W = tf.Variable(w_init,dtype=tf.float32)
h = tf.Variable(h_init,dtype=tf.float32)


# Before starting, initialize the variables.  We will 'run' this first.
init = tf.global_variables_initializer()

# Launch the graph.
sess = tf.Session()
sess.run(init)


longX = tf.transpose(tf.matmul(W,tf.transpose(x_ph)))
sigOUT = tf.math.sigmoid(longX)
output = tf.matmul(sigOUT,h)
loss = tf.reduce_mean(tf.square(output - y_ph))
optimizer = tf.train.GradientDescentOptimizer(0.05)
train = optimizer.minimize(loss)


plt.plot(x,y,marker='x',label="true")
for k in range(201):

    
    if np.mod(k,10) == 0:
    #if 1:
        # get Newral predict data
        tmpX = np.hstack([x,np.ones(N).reshape([N,1])])
        err = sess.run( loss
                         ,feed_dict = {
                         x_ph: tmpX, # xに入力データを入れている
                         y_ph: y.reshape(len(y),1) # tに正解データを入れている
                         })
        
        print('[%d] err:%.5f' % (k,err))

        if np.mod(k,100) == 0 and k > 0:
            tmpX = np.hstack([x,np.ones(N).reshape([N,1])])
            newral_y =  sess.run(output,feed_dict = {
                         x_ph: tmpX, # x is input data
                         y_ph: train_y # y is true data
                         })
    
            plt.plot(x,newral_y,marker='x',label="k=%d" % k)
        
    # shuffle train_x and train_y
    n = np.random.permutation(len(train_x))
    train_x = train_x[n]
    train_y = train_y[n].reshape([len(train_y), 1])
    
    tmpX = np.hstack([train_x,np.ones(N).reshape([N,1])])

    # execute train process
    sess.run(train,feed_dict = {
                     x_ph: tmpX, # x is input data
                     y_ph: train_y # y is true data
                     })

plt.legend()

結果は???

_提供資料_:

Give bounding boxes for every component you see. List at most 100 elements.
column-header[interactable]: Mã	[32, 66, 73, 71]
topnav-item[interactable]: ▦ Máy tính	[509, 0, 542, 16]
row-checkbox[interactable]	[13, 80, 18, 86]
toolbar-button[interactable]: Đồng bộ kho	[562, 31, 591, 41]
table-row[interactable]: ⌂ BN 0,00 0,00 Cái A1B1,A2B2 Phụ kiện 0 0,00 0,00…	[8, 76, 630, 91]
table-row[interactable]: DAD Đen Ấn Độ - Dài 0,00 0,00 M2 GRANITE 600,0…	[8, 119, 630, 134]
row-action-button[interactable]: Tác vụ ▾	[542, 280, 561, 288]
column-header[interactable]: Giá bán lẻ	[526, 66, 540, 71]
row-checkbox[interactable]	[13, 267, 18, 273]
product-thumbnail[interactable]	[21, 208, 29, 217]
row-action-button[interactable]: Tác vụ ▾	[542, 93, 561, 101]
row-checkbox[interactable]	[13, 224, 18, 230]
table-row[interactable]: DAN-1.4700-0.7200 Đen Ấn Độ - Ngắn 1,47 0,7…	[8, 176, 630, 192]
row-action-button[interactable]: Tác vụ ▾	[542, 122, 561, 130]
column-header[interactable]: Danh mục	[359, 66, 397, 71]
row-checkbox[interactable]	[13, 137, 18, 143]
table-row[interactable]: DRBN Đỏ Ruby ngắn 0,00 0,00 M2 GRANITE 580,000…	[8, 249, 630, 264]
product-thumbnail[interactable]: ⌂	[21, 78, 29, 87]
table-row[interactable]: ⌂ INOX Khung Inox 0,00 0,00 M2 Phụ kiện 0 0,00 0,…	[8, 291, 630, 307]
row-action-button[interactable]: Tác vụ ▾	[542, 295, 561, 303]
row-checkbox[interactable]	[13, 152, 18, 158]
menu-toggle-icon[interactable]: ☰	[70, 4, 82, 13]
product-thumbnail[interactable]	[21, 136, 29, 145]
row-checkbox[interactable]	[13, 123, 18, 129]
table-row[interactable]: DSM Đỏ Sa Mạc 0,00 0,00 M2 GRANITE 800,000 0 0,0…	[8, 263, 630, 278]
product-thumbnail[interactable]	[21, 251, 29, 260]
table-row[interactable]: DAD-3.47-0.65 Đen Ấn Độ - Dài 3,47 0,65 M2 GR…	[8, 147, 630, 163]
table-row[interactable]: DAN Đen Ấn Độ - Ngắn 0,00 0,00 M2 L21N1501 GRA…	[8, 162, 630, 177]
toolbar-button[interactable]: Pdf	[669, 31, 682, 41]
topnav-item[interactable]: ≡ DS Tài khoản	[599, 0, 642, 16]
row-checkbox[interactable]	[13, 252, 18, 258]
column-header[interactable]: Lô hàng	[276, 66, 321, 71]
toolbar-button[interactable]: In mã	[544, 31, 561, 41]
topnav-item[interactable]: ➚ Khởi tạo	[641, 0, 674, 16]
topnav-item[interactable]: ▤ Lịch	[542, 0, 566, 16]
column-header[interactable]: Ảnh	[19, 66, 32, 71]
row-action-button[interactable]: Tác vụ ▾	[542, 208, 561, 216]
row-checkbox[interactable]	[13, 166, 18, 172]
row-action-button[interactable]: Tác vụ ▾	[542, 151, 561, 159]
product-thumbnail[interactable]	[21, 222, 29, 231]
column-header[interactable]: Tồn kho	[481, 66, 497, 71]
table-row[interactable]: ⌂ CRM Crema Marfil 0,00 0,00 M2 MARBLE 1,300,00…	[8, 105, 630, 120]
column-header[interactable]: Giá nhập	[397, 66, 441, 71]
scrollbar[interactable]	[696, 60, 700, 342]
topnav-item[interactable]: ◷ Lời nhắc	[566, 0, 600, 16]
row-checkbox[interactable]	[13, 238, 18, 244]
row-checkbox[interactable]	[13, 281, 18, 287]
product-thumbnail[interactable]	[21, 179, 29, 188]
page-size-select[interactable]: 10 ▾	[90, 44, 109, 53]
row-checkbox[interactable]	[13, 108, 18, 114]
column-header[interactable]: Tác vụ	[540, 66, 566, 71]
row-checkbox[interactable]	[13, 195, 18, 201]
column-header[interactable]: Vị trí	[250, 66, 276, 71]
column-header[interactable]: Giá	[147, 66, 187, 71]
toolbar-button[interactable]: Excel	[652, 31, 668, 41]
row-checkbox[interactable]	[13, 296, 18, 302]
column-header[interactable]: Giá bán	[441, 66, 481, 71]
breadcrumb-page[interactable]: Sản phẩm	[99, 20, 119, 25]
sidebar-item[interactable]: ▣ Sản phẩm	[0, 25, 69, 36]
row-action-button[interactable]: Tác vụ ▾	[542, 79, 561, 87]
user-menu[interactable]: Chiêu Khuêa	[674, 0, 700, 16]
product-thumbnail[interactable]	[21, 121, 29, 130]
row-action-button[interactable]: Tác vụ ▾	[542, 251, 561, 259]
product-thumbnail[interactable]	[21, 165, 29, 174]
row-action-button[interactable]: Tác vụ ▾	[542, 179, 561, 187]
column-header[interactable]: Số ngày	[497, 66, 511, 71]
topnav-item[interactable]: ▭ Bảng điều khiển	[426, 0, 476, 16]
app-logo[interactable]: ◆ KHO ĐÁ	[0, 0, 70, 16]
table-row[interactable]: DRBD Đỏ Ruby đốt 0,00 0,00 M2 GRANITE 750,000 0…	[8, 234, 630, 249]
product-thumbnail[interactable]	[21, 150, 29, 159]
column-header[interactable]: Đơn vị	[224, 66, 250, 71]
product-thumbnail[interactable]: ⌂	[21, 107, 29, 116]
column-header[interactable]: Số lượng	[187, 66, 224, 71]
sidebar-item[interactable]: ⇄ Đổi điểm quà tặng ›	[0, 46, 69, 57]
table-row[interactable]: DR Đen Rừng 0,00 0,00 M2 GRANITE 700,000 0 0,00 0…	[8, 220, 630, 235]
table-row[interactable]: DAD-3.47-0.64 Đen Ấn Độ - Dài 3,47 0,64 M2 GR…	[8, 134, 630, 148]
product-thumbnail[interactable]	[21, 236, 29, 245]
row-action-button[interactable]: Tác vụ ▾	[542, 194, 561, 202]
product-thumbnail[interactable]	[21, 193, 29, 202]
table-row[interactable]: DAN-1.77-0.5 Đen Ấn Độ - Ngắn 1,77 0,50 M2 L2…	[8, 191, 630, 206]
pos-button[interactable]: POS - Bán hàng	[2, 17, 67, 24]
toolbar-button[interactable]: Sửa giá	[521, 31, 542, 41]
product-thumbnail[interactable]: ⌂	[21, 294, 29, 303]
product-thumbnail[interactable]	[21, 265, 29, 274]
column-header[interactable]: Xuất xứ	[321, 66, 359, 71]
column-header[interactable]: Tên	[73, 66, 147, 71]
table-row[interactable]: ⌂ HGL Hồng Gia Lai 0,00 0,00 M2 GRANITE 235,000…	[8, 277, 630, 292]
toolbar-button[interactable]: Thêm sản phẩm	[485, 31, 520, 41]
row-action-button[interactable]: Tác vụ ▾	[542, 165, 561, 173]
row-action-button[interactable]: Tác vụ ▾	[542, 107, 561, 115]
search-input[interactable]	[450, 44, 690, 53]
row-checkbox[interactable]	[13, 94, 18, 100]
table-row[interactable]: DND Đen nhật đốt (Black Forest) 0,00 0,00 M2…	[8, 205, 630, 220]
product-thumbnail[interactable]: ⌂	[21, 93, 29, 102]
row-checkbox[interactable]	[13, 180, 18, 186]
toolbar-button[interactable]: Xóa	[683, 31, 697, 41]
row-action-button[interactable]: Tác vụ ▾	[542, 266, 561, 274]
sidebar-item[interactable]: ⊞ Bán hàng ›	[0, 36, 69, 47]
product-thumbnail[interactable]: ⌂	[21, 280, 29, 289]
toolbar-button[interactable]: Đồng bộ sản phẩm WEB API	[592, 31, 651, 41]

_課題の要件_:
提示文のコードについて、次の各問いに答えてください。
(a) 「tf.train.GradientDescentOptimizer」に渡されている数値は何ですか。
(b) 「for k in range(」の括弧内に指定されている数値は何ですか。
(c) 「print('[%d] err:%.5f'」を含む処理が行われるのは、kがどのような値のときですか。

_課題の解答_:
(a) 0.05
(b) 201
(c) kを10で割った余りが0のとき(np.mod(k,10) == 0)